Dataset items:
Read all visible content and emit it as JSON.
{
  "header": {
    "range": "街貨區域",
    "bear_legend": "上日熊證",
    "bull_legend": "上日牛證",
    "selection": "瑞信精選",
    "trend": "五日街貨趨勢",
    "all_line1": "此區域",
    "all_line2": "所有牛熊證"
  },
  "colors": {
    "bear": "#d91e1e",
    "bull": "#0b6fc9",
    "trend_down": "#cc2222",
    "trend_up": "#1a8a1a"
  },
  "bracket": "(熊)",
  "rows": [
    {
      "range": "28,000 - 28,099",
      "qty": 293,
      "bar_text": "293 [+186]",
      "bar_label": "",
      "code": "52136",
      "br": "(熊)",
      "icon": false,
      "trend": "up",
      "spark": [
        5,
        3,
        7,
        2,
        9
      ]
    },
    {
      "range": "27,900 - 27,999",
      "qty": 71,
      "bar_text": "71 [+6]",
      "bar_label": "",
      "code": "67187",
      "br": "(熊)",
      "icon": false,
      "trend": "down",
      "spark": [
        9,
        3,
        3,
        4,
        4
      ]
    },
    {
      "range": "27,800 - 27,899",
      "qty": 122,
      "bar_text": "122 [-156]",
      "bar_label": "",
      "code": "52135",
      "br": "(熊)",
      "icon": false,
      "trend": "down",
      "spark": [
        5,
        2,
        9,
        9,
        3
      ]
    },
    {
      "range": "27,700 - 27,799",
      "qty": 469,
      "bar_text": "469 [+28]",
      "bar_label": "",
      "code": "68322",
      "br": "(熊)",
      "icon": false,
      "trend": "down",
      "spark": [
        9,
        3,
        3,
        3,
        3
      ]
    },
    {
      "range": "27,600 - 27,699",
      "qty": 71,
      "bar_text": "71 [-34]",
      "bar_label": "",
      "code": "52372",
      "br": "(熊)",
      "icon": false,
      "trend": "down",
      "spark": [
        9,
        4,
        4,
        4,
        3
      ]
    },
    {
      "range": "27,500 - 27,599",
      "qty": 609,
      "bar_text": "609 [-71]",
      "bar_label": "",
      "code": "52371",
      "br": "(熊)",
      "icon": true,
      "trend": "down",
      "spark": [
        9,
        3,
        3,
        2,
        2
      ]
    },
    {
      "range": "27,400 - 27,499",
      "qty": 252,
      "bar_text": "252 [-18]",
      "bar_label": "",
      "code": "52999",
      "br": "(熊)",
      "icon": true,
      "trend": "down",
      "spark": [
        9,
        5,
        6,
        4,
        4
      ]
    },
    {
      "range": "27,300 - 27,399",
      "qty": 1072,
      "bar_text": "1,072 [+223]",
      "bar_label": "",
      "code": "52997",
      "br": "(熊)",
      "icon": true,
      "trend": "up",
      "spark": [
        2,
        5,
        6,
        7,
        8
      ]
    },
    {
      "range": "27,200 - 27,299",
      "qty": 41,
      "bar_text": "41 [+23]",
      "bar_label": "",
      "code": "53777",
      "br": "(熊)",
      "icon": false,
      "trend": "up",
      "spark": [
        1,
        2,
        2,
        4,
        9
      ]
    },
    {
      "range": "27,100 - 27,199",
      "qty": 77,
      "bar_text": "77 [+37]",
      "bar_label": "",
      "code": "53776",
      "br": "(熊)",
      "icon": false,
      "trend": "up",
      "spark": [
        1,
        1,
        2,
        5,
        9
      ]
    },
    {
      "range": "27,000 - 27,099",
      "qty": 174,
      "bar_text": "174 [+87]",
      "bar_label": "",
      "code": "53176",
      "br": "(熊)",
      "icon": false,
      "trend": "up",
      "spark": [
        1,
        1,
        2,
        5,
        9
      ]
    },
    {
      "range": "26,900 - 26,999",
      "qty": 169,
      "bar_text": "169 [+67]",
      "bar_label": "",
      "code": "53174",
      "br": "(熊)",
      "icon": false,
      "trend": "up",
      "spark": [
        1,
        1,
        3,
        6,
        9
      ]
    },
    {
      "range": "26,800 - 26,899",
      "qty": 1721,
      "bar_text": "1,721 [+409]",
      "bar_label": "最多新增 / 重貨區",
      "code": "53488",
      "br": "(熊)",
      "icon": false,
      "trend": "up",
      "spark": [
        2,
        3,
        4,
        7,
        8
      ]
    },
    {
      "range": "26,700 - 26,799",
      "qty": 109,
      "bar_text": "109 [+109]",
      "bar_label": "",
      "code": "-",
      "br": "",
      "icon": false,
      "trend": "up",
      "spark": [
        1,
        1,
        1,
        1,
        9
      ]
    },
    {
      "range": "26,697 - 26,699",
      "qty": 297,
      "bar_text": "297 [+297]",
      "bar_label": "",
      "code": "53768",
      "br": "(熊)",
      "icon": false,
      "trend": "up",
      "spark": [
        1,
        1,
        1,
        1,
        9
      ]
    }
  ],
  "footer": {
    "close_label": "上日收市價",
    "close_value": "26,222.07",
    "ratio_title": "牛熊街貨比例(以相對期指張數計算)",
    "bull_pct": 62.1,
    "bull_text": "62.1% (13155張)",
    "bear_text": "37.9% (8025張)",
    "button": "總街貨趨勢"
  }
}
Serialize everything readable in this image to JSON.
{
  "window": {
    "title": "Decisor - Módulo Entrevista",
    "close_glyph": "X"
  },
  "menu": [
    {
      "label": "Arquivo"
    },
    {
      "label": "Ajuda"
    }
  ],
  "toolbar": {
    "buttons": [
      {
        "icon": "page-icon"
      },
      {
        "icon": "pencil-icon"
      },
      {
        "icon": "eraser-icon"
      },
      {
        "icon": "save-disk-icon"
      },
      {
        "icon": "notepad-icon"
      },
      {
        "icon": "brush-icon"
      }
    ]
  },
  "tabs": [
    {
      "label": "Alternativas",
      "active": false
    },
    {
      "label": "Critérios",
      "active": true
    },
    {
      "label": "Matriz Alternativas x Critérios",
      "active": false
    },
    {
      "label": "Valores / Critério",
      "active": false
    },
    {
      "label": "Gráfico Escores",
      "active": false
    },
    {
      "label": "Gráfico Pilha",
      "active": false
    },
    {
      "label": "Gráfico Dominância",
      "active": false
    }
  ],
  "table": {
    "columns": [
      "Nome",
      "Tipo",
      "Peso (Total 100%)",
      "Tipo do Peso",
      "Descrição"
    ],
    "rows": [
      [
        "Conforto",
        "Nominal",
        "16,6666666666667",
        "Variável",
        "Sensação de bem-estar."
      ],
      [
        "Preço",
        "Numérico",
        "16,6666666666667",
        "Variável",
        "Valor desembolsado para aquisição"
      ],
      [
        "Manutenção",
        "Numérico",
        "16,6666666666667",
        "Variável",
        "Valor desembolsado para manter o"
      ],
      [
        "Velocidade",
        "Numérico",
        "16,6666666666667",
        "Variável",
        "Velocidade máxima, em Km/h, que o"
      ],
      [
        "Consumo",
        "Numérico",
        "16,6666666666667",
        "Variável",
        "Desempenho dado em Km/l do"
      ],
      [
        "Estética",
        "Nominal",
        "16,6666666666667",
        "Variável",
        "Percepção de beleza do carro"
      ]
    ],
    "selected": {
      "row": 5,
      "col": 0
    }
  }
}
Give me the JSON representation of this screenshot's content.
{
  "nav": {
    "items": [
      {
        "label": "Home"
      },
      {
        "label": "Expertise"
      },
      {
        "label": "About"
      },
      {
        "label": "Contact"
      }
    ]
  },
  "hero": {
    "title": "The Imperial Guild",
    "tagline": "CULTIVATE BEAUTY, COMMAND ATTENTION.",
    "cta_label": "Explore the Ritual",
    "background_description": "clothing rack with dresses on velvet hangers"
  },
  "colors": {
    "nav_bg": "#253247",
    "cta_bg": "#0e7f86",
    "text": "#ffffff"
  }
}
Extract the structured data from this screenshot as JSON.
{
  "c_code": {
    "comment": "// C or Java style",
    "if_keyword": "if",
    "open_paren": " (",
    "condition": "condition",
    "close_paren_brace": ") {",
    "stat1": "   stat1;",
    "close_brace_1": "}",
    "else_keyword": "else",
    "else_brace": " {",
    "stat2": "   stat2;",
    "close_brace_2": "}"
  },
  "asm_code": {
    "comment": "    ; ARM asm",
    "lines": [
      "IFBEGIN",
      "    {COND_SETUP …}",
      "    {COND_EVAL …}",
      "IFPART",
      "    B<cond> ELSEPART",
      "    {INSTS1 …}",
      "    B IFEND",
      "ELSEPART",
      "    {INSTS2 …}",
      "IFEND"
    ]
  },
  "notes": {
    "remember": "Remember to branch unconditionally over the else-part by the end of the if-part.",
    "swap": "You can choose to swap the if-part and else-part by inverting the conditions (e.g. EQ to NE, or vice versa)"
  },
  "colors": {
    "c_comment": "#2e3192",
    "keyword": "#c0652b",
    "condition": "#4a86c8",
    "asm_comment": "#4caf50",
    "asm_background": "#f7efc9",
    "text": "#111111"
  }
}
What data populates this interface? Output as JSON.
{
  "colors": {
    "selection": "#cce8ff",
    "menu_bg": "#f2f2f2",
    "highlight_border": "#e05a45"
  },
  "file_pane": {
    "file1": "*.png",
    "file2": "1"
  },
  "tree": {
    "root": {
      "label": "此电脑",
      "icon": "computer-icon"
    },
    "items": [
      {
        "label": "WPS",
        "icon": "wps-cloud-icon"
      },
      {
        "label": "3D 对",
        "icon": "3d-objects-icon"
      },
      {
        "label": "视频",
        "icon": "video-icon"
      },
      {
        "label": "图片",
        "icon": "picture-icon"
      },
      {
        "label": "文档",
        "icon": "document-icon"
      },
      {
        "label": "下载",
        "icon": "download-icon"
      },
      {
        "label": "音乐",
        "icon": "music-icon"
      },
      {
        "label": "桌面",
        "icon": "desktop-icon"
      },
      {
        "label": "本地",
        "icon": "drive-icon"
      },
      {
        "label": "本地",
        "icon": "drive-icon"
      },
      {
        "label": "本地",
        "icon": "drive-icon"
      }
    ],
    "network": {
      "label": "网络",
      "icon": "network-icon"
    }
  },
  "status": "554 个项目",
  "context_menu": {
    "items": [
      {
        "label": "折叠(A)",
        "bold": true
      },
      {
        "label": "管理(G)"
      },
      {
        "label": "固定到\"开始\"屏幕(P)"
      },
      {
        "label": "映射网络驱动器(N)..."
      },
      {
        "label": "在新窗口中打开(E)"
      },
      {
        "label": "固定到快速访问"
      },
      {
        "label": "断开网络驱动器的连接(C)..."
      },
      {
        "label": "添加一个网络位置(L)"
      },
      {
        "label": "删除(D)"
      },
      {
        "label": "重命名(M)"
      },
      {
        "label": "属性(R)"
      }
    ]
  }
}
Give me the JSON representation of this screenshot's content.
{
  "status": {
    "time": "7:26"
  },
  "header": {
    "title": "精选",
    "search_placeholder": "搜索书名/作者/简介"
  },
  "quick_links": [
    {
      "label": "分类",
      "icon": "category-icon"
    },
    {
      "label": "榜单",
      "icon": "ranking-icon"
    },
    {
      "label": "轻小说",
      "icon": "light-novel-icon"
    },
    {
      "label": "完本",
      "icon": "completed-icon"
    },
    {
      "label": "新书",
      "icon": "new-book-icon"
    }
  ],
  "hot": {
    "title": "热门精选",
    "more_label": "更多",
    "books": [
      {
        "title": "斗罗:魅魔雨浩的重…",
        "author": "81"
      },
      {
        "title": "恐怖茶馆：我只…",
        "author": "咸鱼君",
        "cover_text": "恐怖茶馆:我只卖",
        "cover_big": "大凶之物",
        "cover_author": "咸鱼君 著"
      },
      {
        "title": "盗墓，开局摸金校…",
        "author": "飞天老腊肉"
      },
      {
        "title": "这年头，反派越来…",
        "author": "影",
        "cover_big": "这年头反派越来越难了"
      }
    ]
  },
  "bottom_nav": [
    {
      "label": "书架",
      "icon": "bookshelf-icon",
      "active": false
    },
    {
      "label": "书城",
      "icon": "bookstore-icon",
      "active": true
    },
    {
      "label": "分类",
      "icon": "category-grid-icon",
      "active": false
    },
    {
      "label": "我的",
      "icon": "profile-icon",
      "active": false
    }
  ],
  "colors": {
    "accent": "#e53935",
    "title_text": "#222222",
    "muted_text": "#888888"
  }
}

§ Instructions to follow
From the data above, copy out every line with the string "Velocidade" in it.

§ Answer
        "Velocidade",
        "Velocidade máxima, em Km/h, que o"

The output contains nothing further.